Passage provided:
- - - -

Wednesday, April 24, 2013

Boston's Freedom Trail

If you ever go to Boston, make sure you check out the Freedom Trail! The Freedom Trail is a 2.5 mile walking trail that connects 16 historical sites in downtown Boston. The trail is an actual brick (or painted red line in some places) path that you follow along. You can start the trail at Boston Common and work your way along, or simply jump in like we did. I later learned that there is an app you can download that serves as a tour guide of the trail! That would have been great! Here is what the trail looks like. We took this picture in front of the church.


The curriculum that I teach in my 5th grade classroom covers the American Revolution, so going to Boston was a dream trip for me!! There were so many places that I wanted I see. On the top of my list was the Old North Church. When we arrived at the church, it was like stepping back in history. I tried to imagine what the city would have looked like in 1775 when those two lanterns were lit as a signal to Paul Revere.





Tourists are allowed inside the church, and we listened to a short presentation about the significant role the belfry of the church played in the Revolution. I was glad for the little lesson, as Ali (being from England) was clueless about this part of American history. I have him the 5th grade version, and was glad to have the presenter give a little more detail. The inside of the church was beautiful. We were allowed to sit in one of the boxes to listen to the speaker, which I thought was so neat!! Here is a picture of the inside of the church.

After leaving the church, we followed the trail along and came to this statue of Paul Revere riding his steed and shouting out his warning.



Our tour continued as we followed the path of red bricks straight to Paul Revere's house. The trail sure made finding our next stop easy!! This marker was located right outside the house.

This is the house that Paul was living in when he rode on his famous midnight ride. The house itself was built in 1680, but Paul purchased it in 1770. I paid $3.50 to tour the house, which is decorated as if the Revere family were still living there. Unfortunately photographs were not allowed inside the house. The ticket guy overheard me telling another guest that I was a teacher, and gave me a teacher packet full of neat facts and activities to use in my classroom.

- - - -

Data:

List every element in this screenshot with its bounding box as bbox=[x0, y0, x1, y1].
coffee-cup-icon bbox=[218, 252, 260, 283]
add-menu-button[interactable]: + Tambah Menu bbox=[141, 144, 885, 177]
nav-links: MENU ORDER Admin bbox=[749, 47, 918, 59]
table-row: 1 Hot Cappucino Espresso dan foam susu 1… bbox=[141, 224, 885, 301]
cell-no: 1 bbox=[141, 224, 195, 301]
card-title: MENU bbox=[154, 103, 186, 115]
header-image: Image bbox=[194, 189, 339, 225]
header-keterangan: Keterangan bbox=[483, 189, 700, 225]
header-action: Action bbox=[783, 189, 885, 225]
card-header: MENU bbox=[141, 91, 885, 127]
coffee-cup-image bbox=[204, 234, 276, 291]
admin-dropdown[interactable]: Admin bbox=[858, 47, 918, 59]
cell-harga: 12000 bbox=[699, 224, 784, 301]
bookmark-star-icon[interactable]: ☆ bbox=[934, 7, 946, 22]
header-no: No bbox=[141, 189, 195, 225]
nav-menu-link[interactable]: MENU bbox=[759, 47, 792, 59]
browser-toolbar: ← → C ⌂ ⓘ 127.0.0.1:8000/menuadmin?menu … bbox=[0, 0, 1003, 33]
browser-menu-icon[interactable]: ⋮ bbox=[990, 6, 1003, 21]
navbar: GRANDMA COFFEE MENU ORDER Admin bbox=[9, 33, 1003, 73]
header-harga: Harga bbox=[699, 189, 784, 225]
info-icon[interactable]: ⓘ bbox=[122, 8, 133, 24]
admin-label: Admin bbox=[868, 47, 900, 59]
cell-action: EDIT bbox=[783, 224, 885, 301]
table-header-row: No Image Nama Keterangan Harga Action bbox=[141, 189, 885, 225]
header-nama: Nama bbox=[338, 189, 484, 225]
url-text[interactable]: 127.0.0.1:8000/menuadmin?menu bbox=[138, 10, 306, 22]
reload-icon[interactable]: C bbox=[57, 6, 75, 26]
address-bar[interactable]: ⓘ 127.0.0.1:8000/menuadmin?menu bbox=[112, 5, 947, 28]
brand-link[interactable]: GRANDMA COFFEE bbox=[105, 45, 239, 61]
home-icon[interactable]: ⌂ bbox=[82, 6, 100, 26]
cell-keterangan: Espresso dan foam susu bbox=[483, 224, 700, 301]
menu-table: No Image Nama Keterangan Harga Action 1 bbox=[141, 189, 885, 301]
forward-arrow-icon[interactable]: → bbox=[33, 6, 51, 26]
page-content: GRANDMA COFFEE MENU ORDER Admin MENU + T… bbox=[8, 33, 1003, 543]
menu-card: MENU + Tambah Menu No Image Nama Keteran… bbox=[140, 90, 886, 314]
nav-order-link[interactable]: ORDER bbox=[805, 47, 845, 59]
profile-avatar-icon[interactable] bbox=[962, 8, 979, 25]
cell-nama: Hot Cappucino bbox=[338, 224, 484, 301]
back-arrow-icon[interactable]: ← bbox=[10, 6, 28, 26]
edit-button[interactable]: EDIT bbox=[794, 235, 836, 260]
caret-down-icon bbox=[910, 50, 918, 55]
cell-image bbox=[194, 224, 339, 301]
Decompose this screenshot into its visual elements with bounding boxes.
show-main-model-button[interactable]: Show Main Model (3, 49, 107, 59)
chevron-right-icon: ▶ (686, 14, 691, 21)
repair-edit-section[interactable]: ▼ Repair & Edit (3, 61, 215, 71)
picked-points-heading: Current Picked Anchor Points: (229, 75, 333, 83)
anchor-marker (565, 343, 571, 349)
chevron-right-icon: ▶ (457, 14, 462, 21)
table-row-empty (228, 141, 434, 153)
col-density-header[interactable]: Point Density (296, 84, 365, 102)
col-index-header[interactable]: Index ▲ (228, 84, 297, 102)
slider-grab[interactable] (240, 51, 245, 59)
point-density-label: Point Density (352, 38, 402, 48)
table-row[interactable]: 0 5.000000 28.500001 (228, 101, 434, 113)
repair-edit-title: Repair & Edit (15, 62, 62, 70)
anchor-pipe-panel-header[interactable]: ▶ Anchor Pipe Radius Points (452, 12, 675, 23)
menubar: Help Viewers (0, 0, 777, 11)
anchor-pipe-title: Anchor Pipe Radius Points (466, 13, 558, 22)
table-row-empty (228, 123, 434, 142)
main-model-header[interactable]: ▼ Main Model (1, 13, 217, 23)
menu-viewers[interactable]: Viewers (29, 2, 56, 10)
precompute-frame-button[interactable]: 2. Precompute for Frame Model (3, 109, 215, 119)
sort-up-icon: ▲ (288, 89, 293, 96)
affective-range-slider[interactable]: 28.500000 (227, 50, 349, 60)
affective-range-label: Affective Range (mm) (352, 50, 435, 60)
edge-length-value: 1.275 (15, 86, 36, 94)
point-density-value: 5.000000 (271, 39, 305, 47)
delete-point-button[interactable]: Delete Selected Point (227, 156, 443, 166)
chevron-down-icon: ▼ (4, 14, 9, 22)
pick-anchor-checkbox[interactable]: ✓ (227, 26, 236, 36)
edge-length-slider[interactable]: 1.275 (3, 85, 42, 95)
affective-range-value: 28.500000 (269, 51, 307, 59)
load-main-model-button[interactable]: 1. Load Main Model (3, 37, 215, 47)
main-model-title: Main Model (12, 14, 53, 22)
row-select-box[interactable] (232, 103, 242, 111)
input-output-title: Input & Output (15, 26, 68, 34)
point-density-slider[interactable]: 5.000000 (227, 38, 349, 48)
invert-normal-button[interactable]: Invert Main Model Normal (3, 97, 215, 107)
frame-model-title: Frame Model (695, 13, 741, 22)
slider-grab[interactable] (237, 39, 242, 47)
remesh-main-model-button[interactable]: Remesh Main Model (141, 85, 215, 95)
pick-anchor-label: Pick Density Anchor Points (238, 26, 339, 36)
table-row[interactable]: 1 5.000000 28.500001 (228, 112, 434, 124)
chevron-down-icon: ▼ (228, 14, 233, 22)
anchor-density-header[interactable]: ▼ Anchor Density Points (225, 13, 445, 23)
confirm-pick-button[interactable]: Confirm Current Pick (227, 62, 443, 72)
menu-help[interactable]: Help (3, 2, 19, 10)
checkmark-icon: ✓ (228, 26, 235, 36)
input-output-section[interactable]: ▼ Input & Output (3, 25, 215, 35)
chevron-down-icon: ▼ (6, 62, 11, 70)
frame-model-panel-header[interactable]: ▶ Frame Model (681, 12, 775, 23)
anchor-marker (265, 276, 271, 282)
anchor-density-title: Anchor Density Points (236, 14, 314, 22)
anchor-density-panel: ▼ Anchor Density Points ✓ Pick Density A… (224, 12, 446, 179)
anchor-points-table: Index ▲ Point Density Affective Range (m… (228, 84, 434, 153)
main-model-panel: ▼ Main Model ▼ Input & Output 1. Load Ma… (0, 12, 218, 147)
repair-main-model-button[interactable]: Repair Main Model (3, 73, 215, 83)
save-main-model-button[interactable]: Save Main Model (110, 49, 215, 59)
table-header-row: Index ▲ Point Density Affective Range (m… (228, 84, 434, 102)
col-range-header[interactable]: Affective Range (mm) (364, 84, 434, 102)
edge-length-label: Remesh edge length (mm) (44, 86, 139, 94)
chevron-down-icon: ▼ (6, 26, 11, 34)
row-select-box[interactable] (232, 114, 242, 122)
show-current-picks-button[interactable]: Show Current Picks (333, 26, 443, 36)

- - - -

Problem 1: Copy the passage in the Freedom Trail post from "If you ever" to "front of the church." word for word.
Problem 2: According to the Freedom Trail post, in what year did Paul Revere buy his house?

Worked solution 1:
If you ever go to Boston, make sure you check out the Freedom Trail! The Freedom Trail is a 2.5 mile walking trail that connects 16 historical sites in downtown Boston. The trail is an actual brick (or painted red line in some places) path that you follow along. You can start the trail at Boston Common and work your way along, or simply jump in like we did. I later learned that there is an app you can download that serves as a tour guide of the trail! That would have been great! Here is what the trail looks like. We took this picture in front of the church.

Worked solution 2: 1770